*SET EXERCISE*
Below is a block of records: output all of them exactly and leave out the pictures.

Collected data

______

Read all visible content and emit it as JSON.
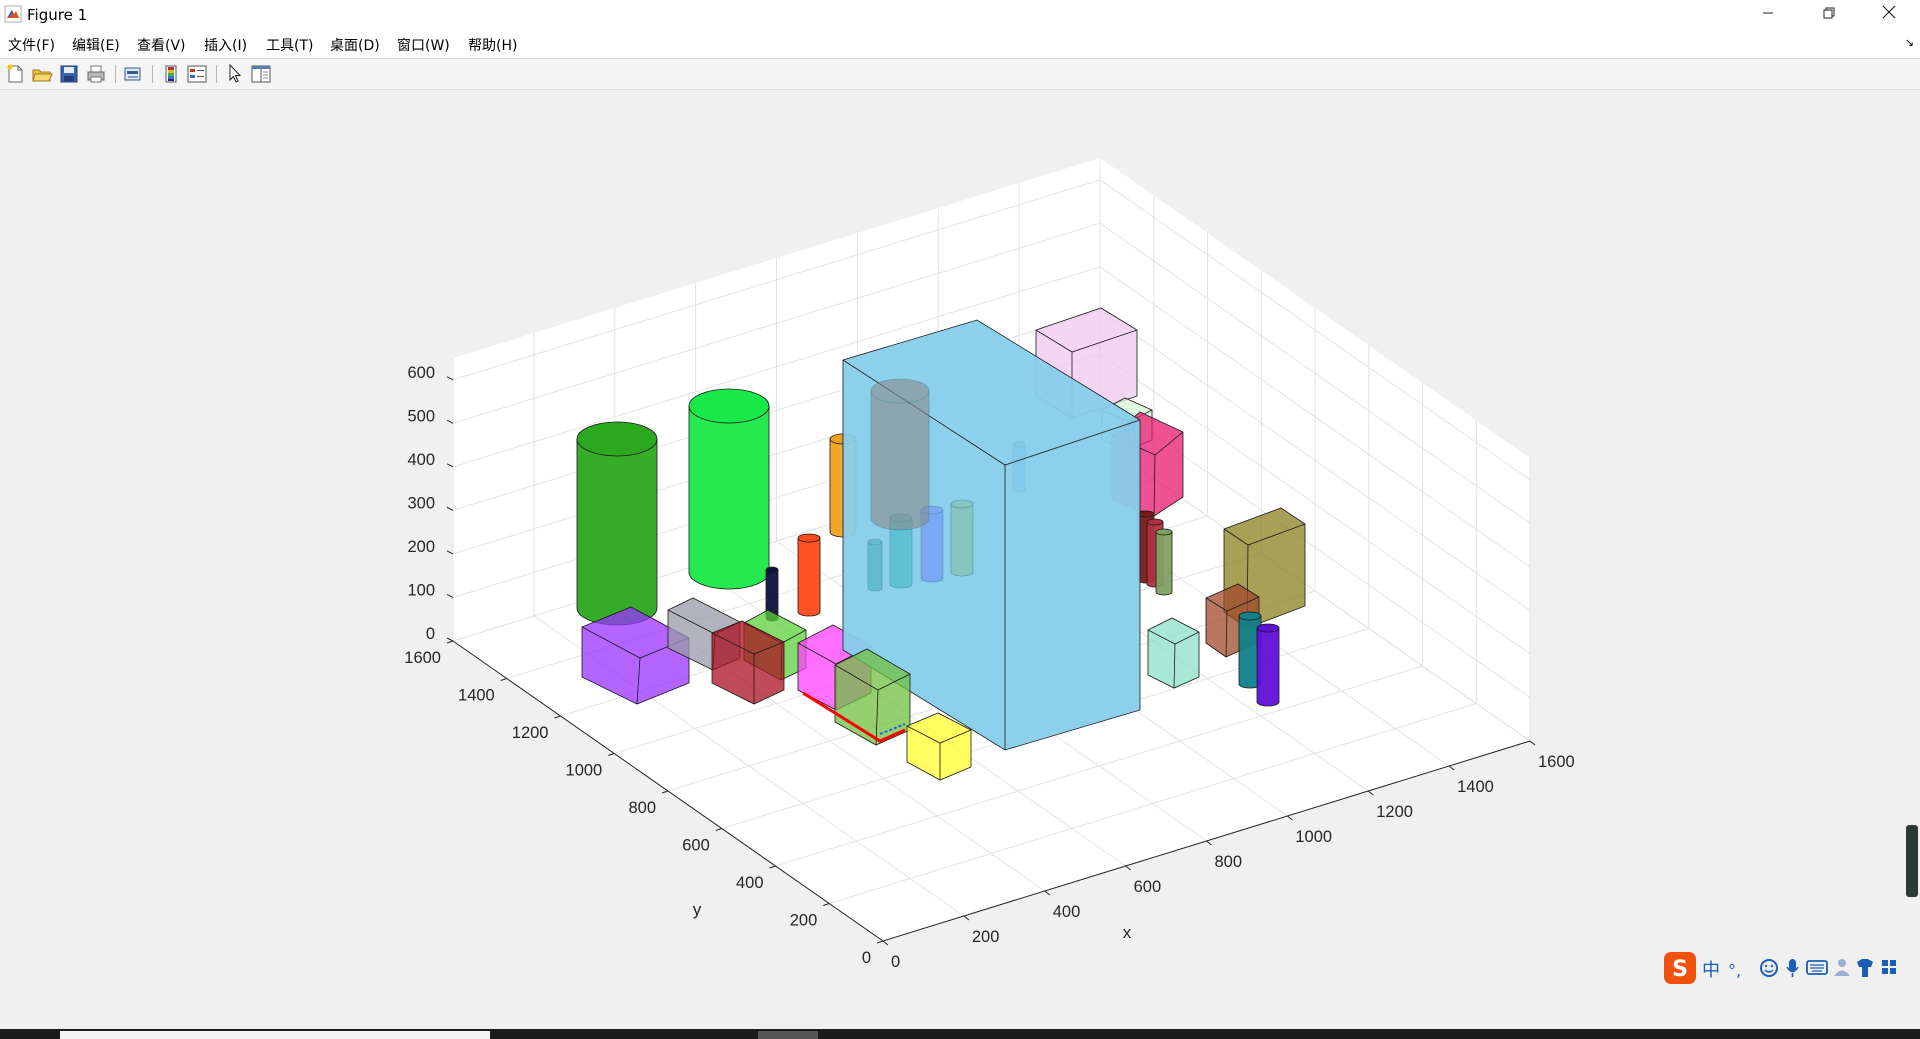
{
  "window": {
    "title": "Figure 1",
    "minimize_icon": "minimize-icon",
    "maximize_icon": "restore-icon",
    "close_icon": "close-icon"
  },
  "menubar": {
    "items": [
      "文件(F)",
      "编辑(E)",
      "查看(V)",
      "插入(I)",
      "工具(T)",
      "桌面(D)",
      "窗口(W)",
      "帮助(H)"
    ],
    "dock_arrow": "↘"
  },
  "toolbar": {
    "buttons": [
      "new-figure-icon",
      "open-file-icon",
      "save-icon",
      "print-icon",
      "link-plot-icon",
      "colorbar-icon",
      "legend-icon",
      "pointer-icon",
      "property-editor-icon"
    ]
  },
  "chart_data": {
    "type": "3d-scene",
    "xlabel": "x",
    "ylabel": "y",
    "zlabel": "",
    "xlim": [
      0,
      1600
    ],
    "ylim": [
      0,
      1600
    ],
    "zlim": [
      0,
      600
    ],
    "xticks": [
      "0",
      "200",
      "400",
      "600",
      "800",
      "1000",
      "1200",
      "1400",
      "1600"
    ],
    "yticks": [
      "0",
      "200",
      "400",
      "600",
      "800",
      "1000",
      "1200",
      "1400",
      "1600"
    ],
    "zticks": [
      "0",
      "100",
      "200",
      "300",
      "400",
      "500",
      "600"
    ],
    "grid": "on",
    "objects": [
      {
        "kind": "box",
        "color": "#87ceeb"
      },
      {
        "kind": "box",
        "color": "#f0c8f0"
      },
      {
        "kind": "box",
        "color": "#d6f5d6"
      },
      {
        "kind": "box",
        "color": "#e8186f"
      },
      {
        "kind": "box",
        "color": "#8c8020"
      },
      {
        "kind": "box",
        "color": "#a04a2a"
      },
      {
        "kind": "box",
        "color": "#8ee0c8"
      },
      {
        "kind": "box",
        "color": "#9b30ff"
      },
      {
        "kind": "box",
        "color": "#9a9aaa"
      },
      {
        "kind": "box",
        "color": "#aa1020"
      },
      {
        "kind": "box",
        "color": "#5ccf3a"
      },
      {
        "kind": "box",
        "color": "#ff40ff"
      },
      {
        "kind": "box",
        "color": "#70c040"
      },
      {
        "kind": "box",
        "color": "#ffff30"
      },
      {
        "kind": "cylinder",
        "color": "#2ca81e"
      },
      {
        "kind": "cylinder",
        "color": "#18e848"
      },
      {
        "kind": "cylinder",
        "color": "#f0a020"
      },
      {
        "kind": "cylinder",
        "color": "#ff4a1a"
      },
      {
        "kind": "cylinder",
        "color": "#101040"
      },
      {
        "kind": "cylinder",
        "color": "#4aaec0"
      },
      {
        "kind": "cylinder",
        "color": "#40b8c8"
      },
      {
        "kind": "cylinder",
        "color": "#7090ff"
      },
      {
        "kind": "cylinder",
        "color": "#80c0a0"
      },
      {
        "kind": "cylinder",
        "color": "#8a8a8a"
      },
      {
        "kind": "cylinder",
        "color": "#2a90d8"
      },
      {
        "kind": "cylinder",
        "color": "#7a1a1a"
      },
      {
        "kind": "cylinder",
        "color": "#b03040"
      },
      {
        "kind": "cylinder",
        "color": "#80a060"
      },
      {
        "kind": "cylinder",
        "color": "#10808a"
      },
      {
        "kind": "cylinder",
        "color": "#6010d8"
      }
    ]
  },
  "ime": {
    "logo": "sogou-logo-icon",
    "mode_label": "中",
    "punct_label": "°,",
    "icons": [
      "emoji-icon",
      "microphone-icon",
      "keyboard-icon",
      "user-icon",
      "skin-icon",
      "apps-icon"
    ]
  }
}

______

*TASK RESULT*
Read all visible content and emit it as JSON.
{
  "window": {
    "title": "Figure 1",
    "minimize_icon": "minimize-icon",
    "maximize_icon": "restore-icon",
    "close_icon": "close-icon"
  },
  "menubar": {
    "items": [
      "文件(F)",
      "编辑(E)",
      "查看(V)",
      "插入(I)",
      "工具(T)",
      "桌面(D)",
      "窗口(W)",
      "帮助(H)"
    ],
    "dock_arrow": "↘"
  },
  "toolbar": {
    "buttons": [
      "new-figure-icon",
      "open-file-icon",
      "save-icon",
      "print-icon",
      "link-plot-icon",
      "colorbar-icon",
      "legend-icon",
      "pointer-icon",
      "property-editor-icon"
    ]
  },
  "chart_data": {
    "type": "3d-scene",
    "xlabel": "x",
    "ylabel": "y",
    "zlabel": "",
    "xlim": [
      0,
      1600
    ],
    "ylim": [
      0,
      1600
    ],
    "zlim": [
      0,
      600
    ],
    "xticks": [
      "0",
      "200",
      "400",
      "600",
      "800",
      "1000",
      "1200",
      "1400",
      "1600"
    ],
    "yticks": [
      "0",
      "200",
      "400",
      "600",
      "800",
      "1000",
      "1200",
      "1400",
      "1600"
    ],
    "zticks": [
      "0",
      "100",
      "200",
      "300",
      "400",
      "500",
      "600"
    ],
    "grid": "on",
    "objects": [
      {
        "kind": "box",
        "color": "#87ceeb"
      },
      {
        "kind": "box",
        "color": "#f0c8f0"
      },
      {
        "kind": "box",
        "color": "#d6f5d6"
      },
      {
        "kind": "box",
        "color": "#e8186f"
      },
      {
        "kind": "box",
        "color": "#8c8020"
      },
      {
        "kind": "box",
        "color": "#a04a2a"
      },
      {
        "kind": "box",
        "color": "#8ee0c8"
      },
      {
        "kind": "box",
        "color": "#9b30ff"
      },
      {
        "kind": "box",
        "color": "#9a9aaa"
      },
      {
        "kind": "box",
        "color": "#aa1020"
      },
      {
        "kind": "box",
        "color": "#5ccf3a"
      },
      {
        "kind": "box",
        "color": "#ff40ff"
      },
      {
        "kind": "box",
        "color": "#70c040"
      },
      {
        "kind": "box",
        "color": "#ffff30"
      },
      {
        "kind": "cylinder",
        "color": "#2ca81e"
      },
      {
        "kind": "cylinder",
        "color": "#18e848"
      },
      {
        "kind": "cylinder",
        "color": "#f0a020"
      },
      {
        "kind": "cylinder",
        "color": "#ff4a1a"
      },
      {
        "kind": "cylinder",
        "color": "#101040"
      },
      {
        "kind": "cylinder",
        "color": "#4aaec0"
      },
      {
        "kind": "cylinder",
        "color": "#40b8c8"
      },
      {
        "kind": "cylinder",
        "color": "#7090ff"
      },
      {
        "kind": "cylinder",
        "color": "#80c0a0"
      },
      {
        "kind": "cylinder",
        "color": "#8a8a8a"
      },
      {
        "kind": "cylinder",
        "color": "#2a90d8"
      },
      {
        "kind": "cylinder",
        "color": "#7a1a1a"
      },
      {
        "kind": "cylinder",
        "color": "#b03040"
      },
      {
        "kind": "cylinder",
        "color": "#80a060"
      },
      {
        "kind": "cylinder",
        "color": "#10808a"
      },
      {
        "kind": "cylinder",
        "color": "#6010d8"
      }
    ]
  },
  "ime": {
    "logo": "sogou-logo-icon",
    "mode_label": "中",
    "punct_label": "°,",
    "icons": [
      "emoji-icon",
      "microphone-icon",
      "keyboard-icon",
      "user-icon",
      "skin-icon",
      "apps-icon"
    ]
  }
}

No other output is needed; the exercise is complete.